__Passage given__
-=-=-=-=-
# Zenhub & Github Issue Import and Formatting

## Table of Contents
<ul>
<li><a href="#intro">Introduction</a></li>
<li><a href="#functions">Functions</a></li>
<li><a href="#exploration">Data Exploration</a></li>
<li><a href="#csv">Writing to CSV</a></li>
</ul>

<a id='intro'></a>
## Introduction

Before process starts, first import the necessary libraries and initialise global parameters.

* Project parameters could be find under project settings.
* For Github token, go to `Settings \ Developer settings \ Personal access tokens` to generate a new token.
* For Zenhub token, go to https://app.zenhub.com/dashboard/tokens and generate a new token.

In [11]:
import requests
import pandas as pd
import numpy as np
import io
import json
import time
import datetime

########## SET BELOW PARAMETERS ##########
# Project Parameters
OWNER = ""
REPOSITORY_ID = ""
REPOSITORY_NAME = ""

# API TOKENS
ZENHUB_API_TOKEN = ""
GITHUB_API_TOKEN = ""

# URLS
ZENHUB_REPO_URL = "https://.../p1/repositories/" # url ends with "/repositories/"
GITHUB_REPO_URL = "https://.../api/v3/repos/" # url ends with "/repos/"
########## SET ABOVE PARAMETERS ##########


# Zenhub URL Parameters
ZENHUB_URL_EPICS = (ZENHUB_REPO_URL + REPOSITORY_ID + "/epics")
ZENHUB_URL_ISSUES = (ZENHUB_REPO_URL + REPOSITORY_ID + "/issues/")
ZENHUB_HEADERS = {"X-Authentication-Token": ZENHUB_API_TOKEN}

# Github URL Parameters
GITHUB_ISSUES_URL = (GITHUB_REPO_URL + OWNER + "/" + REPOSITORY_NAME + "/issues")
GITHUB_HEADERS = {"Authorization": ("Bearer " + GITHUB_API_TOKEN)}

# APIs Rate Limit waiting time
SLEEP_TIME = 60

<a id='functions'></a>
## Functions

In this section, functions will be defined

* get_epic_issues_json
* get_issue_events_json
* get_issue_labels_and_type
* get_all_issues
* get_event_df
* calculate_time_spent_per_column
* insert_first_date_per_column

In [2]:
# a function returning all issues under an epic in json format
def get_epic_issues_json(epic):

    # edit URL to get a single epic
    temp_issues_url = ZENHUB_URL_EPICS + "/" + epic

    # call the API endpoint and sleep 60sec if call returns API Limit exception
    issues_response = requests.get(temp_issues_url, headers=ZENHUB_HEADERS)
    if issues_response.status_code == 403:
        time.sleep(SLEEP_TIME)
        issues_response = requests.get(temp_issues_url, headers=ZENHUB_HEADERS)

    return issues_response.json()

In [3]:
# a function returning all events happened in the lifetime of an issue in json format
def get_issue_events_json(issue_id):

    # edit URL to get issues events
    temp_events_url = ZENHUB_URL_ISSUES + issue_id + "/events"

    # call the API endpoint and sleep 60sec if call returns API Limit exception
    events_response = requests.get(temp_events_url, headers=ZENHUB_HEADERS)
-=-=-=-=-
Can you transcribe the stretch of the Zenhub issue import page from "<a id='intro'></a>" through "under project settings.", word for word?

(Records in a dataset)
-=-=-=-=-
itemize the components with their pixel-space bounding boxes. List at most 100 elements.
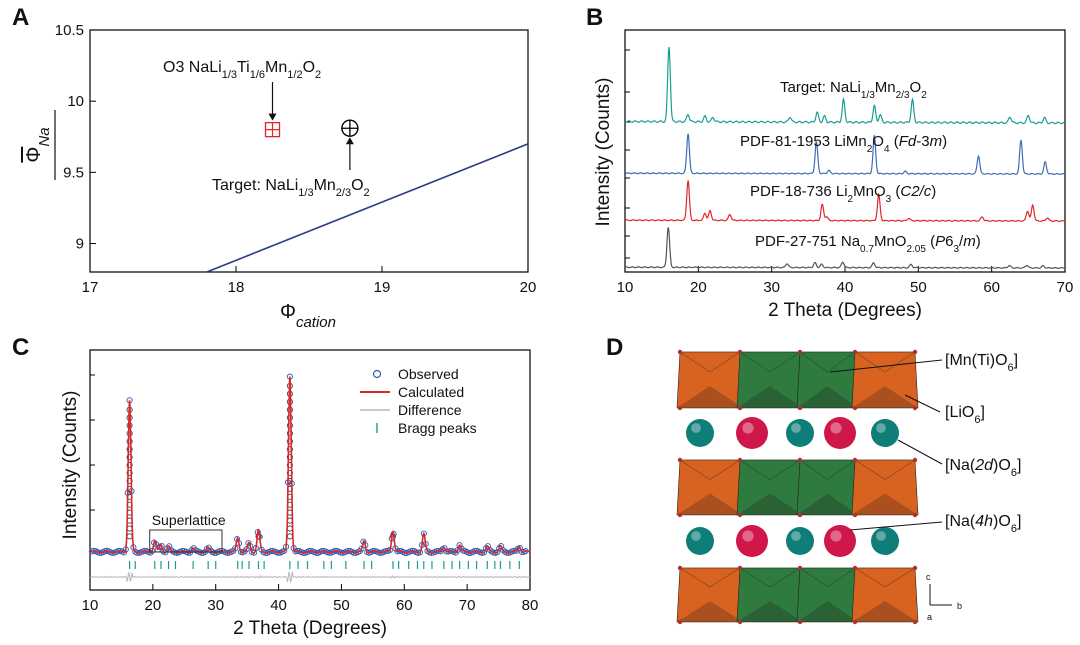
point-o3-cross bbox=[265, 122, 280, 137]
octa-layer-top bbox=[676, 349, 919, 411]
y-tick-label-a: 10 bbox=[67, 93, 84, 110]
legend-label-difference: Difference bbox=[398, 402, 462, 418]
leader-lio bbox=[904, 394, 941, 413]
legend-label-bragg: Bragg peaks bbox=[398, 420, 477, 436]
atom-highlight bbox=[691, 423, 701, 433]
series-label-b-1: PDF-81-1953 LiMn2O4 (Fd-3m) bbox=[740, 133, 947, 155]
octa-shadow bbox=[737, 386, 803, 408]
observed-point bbox=[456, 542, 463, 549]
superlattice-box bbox=[149, 529, 223, 553]
o-atom bbox=[912, 457, 918, 463]
observed-point bbox=[286, 438, 293, 445]
atom-highlight bbox=[791, 531, 801, 541]
x-axis-label-a: Φcation bbox=[280, 301, 336, 331]
x-tick-label-b: 60 bbox=[983, 279, 1000, 296]
octa-facet bbox=[854, 351, 916, 373]
o-atom bbox=[677, 457, 683, 463]
atom-highlight bbox=[691, 531, 701, 541]
o-atom bbox=[797, 405, 803, 411]
x-tick-label-a: 17 bbox=[82, 279, 99, 296]
observed-point bbox=[286, 406, 293, 413]
x-tick-label-b: 10 bbox=[617, 279, 634, 296]
o-atom bbox=[912, 619, 918, 625]
o-atom bbox=[912, 349, 918, 355]
o-atom bbox=[677, 619, 683, 625]
plot-frame-c bbox=[89, 349, 531, 591]
octa-shadow bbox=[797, 386, 858, 408]
panel-label-d: D bbox=[606, 334, 623, 361]
o-atom bbox=[797, 512, 803, 518]
o-atom bbox=[737, 457, 743, 463]
na-layer-bottom bbox=[686, 525, 899, 557]
label-na2d: [Na(2d)O6] bbox=[945, 457, 1021, 479]
annotation-o3: O3 NaLi1/3Ti1/6Mn1/2O2 bbox=[163, 59, 321, 81]
series-line-b-3 bbox=[624, 227, 1065, 269]
x-axis-label-b: 2 Theta (Degrees) bbox=[768, 300, 922, 321]
o-atom bbox=[737, 405, 743, 411]
atom-highlight bbox=[742, 530, 754, 542]
x-tick-label-c: 40 bbox=[270, 597, 287, 614]
observed-point bbox=[286, 414, 293, 421]
series-label-b-3: PDF-27-751 Na0.7MnO2.05 (P63/m) bbox=[755, 233, 981, 255]
na-2d-atom bbox=[686, 419, 714, 447]
plot-frame-a bbox=[89, 29, 529, 273]
x-tick-label-a: 19 bbox=[374, 279, 391, 296]
na-2d-atom bbox=[686, 527, 714, 555]
o-atom bbox=[852, 457, 858, 463]
observed-point bbox=[286, 454, 293, 461]
na-2d-atom bbox=[786, 527, 814, 555]
octa-facet bbox=[679, 567, 741, 588]
observed-point bbox=[126, 446, 133, 453]
octa-facet bbox=[854, 459, 916, 480]
x-tick-label-c: 50 bbox=[333, 597, 350, 614]
annotation-target: Target: NaLi1/3Mn2/3O2 bbox=[212, 177, 370, 199]
na-4h-atom bbox=[736, 525, 768, 557]
y-axis-label-c: Intensity (Counts) bbox=[60, 391, 81, 540]
label-mnti: [Mn(Ti)O6] bbox=[945, 352, 1018, 374]
legend-swatch-observed bbox=[372, 369, 382, 379]
observed-point bbox=[126, 438, 133, 445]
observed-point bbox=[126, 533, 133, 540]
na-2d-atom bbox=[786, 419, 814, 447]
o-atom bbox=[852, 405, 858, 411]
leader-mnti bbox=[829, 359, 943, 373]
o-atom bbox=[797, 565, 803, 571]
octa-shadow bbox=[852, 601, 918, 622]
label-na4h: [Na(4h)O6] bbox=[945, 513, 1021, 535]
octa-shadow bbox=[737, 601, 803, 622]
x-tick-label-b: 40 bbox=[837, 279, 854, 296]
observed-point bbox=[126, 454, 133, 461]
series-label-b-2: PDF-18-736 Li2MnO3 (C2/c) bbox=[750, 183, 936, 205]
octa-shadow bbox=[797, 601, 858, 622]
atom-highlight bbox=[742, 422, 754, 434]
observed-point bbox=[147, 549, 154, 556]
x-tick-label-a: 20 bbox=[520, 279, 537, 296]
octa-facet bbox=[679, 351, 741, 373]
octa-facet bbox=[679, 459, 741, 480]
atom-highlight bbox=[830, 422, 842, 434]
octa-shadow bbox=[677, 493, 743, 515]
octa-shadow bbox=[852, 386, 918, 408]
x-tick-label-c: 70 bbox=[459, 597, 476, 614]
na-layer-top bbox=[686, 417, 899, 449]
calculated-line bbox=[89, 376, 531, 554]
octa-layer-middle bbox=[676, 457, 919, 518]
chart-c: 10 20 30 40 50 60 70 80 2 Theta (Degrees) Intensi… bbox=[60, 349, 539, 639]
o-atom bbox=[912, 565, 918, 571]
x-tick-label-c: 60 bbox=[396, 597, 413, 614]
octa-facet bbox=[799, 567, 856, 588]
x-tick-label-c: 10 bbox=[82, 597, 99, 614]
na-2d-atom bbox=[871, 527, 899, 555]
chart-a: 17 18 19 20 9 9.5 10 10.5 Φcation ΦNa O3 NaLi1/3Ti… bbox=[23, 22, 536, 331]
o-atom bbox=[912, 512, 918, 518]
x-axis-label-c: 2 Theta (Degrees) bbox=[233, 618, 387, 639]
observed-point bbox=[126, 477, 133, 485]
arrowhead-o3 bbox=[268, 113, 277, 121]
observed-point bbox=[166, 543, 173, 550]
arrowhead-target bbox=[345, 137, 354, 145]
x-tick-label-c: 80 bbox=[522, 597, 539, 614]
octa-shadow bbox=[737, 493, 803, 515]
observed-point bbox=[126, 462, 133, 469]
point-target-cross bbox=[341, 120, 358, 137]
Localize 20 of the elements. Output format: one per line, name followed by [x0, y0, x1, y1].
-=-=-=-=-
__Solution for this problem__
<a id='intro'></a>
## Introduction

Before process starts, first import the necessary libraries and initialise global parameters.

* Project parameters could be find under project settings.